→ Dataset extract:
____________________

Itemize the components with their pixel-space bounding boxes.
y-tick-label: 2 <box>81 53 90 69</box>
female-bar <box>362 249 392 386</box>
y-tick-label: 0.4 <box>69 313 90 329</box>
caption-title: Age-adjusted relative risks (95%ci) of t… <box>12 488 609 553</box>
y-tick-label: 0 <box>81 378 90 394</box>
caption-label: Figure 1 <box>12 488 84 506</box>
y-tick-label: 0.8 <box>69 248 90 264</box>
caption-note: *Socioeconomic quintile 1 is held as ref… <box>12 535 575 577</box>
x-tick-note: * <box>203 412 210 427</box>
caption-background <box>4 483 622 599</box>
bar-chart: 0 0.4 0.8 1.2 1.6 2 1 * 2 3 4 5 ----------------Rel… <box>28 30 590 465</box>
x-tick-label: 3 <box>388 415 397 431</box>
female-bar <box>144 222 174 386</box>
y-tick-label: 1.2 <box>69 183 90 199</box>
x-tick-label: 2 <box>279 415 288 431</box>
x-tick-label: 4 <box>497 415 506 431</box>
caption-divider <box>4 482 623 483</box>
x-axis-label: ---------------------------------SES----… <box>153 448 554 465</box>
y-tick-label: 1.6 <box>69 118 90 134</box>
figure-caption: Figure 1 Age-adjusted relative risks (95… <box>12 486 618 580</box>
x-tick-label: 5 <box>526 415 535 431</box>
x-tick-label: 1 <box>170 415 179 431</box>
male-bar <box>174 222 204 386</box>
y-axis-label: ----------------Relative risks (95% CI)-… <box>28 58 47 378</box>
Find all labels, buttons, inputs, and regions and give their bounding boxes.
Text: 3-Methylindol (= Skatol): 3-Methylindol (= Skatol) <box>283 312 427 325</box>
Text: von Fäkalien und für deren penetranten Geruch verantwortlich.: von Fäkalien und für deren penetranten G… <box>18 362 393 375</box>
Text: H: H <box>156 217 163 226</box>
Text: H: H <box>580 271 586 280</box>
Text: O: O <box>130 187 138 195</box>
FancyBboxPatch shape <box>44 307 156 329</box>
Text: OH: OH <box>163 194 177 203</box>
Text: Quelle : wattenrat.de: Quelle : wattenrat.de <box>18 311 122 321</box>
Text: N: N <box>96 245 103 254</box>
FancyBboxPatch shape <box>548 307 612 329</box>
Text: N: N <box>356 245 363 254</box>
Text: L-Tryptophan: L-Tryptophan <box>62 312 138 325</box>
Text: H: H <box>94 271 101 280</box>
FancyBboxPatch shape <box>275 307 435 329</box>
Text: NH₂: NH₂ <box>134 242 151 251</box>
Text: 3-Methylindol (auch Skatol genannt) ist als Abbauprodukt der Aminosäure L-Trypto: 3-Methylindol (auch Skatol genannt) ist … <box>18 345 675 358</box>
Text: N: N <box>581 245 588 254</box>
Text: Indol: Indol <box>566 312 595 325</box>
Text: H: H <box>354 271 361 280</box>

____________________

→ Task description:
Please count the lines in the items above that contain the string "risks", and reply with the number alone.

→ Completed exercise:
3